» **Goal of the exercise**
What is the count of lines that hold the word "strechou"? Give only the number.

» **Input material**
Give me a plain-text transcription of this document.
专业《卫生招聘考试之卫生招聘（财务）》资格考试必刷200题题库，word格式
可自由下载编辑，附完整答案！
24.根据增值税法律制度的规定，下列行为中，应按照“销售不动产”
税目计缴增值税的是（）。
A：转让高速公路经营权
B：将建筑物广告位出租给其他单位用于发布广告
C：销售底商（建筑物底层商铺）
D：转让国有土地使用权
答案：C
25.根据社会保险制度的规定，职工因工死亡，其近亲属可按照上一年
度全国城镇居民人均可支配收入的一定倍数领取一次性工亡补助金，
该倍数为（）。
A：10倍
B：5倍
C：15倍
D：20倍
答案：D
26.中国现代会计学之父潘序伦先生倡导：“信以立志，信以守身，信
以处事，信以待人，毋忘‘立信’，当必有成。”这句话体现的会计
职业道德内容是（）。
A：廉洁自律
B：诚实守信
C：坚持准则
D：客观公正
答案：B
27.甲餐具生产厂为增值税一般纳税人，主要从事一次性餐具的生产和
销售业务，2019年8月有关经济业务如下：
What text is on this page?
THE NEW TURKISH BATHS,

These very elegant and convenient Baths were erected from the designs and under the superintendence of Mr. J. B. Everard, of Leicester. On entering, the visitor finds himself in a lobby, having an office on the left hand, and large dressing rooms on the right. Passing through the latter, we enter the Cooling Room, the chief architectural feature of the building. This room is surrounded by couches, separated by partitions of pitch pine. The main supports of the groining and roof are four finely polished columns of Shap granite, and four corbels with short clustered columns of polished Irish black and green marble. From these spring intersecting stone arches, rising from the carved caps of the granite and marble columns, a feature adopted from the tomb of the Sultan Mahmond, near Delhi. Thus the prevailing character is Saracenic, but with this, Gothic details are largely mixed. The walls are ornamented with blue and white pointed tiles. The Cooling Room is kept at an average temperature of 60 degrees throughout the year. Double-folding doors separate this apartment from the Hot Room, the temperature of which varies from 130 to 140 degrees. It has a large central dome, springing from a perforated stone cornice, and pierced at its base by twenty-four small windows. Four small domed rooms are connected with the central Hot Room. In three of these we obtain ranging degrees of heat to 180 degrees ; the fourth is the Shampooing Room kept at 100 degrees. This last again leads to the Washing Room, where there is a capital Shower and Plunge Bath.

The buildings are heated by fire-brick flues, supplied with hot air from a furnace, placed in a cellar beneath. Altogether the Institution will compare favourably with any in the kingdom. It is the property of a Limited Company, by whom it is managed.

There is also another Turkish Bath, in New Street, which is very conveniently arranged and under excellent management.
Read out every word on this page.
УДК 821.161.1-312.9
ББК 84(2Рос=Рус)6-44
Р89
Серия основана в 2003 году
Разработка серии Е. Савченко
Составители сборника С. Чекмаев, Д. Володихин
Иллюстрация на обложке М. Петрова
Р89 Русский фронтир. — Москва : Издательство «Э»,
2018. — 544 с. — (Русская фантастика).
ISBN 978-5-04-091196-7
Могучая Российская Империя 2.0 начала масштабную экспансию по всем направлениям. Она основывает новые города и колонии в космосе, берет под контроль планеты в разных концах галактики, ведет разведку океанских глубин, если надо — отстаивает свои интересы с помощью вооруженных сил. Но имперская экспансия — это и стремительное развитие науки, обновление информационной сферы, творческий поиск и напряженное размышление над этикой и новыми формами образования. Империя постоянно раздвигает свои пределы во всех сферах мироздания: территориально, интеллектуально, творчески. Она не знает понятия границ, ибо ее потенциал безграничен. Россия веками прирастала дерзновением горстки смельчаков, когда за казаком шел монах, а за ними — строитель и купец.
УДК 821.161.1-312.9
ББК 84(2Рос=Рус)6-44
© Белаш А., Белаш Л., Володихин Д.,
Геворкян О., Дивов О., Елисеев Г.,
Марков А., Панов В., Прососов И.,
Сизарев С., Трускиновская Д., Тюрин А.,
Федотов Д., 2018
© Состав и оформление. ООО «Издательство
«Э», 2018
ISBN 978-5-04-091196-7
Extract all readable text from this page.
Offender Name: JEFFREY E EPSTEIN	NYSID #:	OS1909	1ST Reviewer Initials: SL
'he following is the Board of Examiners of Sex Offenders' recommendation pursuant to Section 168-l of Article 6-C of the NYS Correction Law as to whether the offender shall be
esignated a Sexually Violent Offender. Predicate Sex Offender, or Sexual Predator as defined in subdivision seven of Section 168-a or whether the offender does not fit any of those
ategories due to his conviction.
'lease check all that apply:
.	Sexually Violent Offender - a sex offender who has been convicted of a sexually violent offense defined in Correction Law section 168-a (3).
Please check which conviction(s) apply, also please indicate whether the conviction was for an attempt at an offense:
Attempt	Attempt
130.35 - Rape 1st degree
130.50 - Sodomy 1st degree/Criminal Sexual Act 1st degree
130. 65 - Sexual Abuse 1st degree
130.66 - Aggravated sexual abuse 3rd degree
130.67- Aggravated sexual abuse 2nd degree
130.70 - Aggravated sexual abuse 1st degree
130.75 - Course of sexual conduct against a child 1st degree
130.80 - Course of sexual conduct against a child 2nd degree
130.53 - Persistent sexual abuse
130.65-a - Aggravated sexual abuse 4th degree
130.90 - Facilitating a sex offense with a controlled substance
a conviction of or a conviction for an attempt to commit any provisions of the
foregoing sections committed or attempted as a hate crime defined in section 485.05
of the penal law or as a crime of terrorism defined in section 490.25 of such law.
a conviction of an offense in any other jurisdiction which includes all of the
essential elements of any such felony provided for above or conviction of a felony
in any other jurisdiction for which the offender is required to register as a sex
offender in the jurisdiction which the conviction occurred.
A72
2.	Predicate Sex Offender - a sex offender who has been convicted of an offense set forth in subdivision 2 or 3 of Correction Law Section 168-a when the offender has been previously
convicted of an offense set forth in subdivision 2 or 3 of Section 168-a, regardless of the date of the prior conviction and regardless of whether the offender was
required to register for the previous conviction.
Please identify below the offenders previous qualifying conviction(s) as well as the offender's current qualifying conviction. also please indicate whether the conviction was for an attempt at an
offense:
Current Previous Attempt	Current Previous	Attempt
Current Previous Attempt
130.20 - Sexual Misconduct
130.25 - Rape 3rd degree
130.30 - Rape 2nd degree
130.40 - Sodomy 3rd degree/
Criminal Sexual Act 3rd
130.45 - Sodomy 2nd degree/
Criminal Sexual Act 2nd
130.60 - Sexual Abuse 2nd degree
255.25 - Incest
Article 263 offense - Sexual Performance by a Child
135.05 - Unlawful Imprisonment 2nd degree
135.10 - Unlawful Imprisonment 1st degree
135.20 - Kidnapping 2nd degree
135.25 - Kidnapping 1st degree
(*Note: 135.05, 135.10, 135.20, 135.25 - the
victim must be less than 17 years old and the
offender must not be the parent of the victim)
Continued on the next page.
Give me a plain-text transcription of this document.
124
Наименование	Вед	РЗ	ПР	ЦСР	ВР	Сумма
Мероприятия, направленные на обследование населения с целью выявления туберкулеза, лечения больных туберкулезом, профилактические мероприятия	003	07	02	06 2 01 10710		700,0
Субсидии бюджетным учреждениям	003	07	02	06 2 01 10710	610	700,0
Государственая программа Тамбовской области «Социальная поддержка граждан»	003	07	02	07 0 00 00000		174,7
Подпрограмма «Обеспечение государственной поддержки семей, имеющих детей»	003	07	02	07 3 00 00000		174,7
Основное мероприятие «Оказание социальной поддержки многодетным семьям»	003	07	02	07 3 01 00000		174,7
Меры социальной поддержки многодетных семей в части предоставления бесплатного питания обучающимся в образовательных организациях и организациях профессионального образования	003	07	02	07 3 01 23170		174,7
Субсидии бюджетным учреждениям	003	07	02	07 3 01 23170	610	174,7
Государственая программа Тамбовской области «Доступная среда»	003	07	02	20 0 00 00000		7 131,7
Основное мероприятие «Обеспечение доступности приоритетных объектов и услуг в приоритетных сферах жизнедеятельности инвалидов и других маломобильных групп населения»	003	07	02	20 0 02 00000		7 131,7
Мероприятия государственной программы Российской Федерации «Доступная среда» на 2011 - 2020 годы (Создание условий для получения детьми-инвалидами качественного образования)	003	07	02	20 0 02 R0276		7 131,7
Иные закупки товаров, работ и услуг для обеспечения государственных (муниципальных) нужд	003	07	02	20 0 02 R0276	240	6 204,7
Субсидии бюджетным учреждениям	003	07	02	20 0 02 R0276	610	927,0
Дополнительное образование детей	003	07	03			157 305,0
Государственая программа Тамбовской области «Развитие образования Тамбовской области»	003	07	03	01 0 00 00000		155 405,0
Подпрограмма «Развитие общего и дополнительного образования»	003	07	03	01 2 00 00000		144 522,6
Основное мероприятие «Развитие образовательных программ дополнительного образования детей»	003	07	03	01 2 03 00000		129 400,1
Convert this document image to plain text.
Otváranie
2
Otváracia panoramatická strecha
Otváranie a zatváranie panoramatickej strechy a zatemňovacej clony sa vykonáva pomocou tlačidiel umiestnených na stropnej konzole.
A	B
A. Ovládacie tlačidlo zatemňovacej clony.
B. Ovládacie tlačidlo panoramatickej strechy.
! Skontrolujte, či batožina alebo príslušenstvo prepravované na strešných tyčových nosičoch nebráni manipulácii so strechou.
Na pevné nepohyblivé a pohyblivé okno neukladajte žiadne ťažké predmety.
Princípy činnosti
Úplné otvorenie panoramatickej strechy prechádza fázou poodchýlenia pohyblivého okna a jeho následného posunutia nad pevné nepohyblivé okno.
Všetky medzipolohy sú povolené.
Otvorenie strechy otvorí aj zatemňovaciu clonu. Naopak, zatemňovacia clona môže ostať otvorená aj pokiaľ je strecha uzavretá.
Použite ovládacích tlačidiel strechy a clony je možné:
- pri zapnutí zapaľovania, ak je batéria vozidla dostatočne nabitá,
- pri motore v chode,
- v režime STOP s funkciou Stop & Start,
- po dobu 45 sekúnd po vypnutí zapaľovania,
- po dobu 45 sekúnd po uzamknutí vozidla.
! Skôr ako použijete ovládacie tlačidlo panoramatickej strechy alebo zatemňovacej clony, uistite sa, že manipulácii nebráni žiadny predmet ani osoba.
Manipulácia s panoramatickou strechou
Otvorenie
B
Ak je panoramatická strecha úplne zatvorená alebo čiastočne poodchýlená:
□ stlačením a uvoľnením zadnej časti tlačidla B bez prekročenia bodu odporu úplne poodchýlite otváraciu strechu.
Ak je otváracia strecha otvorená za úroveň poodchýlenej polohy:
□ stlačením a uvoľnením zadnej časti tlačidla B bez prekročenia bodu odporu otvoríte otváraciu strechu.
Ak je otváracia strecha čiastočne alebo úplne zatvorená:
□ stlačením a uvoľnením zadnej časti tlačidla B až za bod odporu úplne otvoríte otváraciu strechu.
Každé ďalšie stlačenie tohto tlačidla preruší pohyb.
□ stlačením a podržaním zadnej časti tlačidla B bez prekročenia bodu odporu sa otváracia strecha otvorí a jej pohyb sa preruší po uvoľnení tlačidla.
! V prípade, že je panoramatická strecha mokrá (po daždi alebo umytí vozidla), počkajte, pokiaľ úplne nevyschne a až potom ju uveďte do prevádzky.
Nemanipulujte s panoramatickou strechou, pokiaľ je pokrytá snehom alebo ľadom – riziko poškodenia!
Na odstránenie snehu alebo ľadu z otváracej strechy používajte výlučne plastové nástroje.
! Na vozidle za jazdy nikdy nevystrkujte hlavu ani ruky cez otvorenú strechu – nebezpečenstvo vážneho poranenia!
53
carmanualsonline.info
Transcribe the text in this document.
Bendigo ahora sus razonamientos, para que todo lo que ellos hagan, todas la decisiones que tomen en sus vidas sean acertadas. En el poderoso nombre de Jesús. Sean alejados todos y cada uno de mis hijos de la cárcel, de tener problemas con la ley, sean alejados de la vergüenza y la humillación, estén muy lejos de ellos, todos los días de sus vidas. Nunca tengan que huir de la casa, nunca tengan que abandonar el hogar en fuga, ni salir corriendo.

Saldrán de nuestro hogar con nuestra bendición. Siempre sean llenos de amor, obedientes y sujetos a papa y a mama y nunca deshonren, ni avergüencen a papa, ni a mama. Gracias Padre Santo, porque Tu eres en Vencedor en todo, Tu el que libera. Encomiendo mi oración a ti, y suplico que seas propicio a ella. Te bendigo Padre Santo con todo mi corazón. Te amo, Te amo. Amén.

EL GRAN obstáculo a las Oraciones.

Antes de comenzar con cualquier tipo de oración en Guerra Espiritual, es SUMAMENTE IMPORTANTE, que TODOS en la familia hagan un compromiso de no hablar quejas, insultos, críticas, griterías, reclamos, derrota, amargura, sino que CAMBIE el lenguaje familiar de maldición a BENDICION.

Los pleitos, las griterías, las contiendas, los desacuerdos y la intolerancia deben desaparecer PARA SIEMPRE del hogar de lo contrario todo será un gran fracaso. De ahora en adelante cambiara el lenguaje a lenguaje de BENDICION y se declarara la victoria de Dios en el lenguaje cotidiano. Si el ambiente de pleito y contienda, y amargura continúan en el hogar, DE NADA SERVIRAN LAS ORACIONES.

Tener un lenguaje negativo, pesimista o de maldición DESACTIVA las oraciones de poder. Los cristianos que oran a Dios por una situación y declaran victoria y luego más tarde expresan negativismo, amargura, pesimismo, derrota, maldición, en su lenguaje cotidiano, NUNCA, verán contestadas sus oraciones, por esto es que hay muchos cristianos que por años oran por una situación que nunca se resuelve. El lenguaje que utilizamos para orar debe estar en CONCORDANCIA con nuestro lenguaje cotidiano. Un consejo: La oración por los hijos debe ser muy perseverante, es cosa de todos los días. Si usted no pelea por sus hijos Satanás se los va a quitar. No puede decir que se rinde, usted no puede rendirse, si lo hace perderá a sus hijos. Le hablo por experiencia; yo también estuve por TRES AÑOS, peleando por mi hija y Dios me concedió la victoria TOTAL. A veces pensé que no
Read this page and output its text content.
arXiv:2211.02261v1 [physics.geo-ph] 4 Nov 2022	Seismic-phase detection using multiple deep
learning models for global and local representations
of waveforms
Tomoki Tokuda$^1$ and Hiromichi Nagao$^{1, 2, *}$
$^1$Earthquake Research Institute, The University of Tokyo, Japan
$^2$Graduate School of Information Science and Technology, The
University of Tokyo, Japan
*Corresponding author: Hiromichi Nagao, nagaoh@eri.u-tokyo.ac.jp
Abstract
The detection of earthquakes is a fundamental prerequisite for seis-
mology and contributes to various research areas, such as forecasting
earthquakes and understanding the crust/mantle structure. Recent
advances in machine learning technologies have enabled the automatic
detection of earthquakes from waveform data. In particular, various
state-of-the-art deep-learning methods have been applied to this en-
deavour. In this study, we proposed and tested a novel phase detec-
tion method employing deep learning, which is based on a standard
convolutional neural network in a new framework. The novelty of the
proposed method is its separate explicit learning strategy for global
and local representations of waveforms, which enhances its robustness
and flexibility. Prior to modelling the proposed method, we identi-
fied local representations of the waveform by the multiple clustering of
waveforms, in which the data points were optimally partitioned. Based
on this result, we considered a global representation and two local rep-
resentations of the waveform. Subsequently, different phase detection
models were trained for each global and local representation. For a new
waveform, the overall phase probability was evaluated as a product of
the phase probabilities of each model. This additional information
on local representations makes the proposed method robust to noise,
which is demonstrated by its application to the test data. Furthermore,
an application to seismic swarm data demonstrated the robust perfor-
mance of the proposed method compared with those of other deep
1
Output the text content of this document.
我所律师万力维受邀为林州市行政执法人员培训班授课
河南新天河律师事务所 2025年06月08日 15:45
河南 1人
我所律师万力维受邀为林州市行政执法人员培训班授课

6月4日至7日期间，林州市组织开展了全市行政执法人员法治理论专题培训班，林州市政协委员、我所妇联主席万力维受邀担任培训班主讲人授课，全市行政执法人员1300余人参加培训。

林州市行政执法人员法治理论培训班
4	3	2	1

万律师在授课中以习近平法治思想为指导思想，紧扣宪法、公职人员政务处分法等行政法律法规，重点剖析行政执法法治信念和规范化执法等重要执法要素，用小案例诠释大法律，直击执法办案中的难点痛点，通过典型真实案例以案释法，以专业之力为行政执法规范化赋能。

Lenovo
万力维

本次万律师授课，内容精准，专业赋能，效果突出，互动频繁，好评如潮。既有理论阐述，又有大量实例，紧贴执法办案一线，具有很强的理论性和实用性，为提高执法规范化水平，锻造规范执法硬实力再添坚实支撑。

» **Answer to the exercise**
3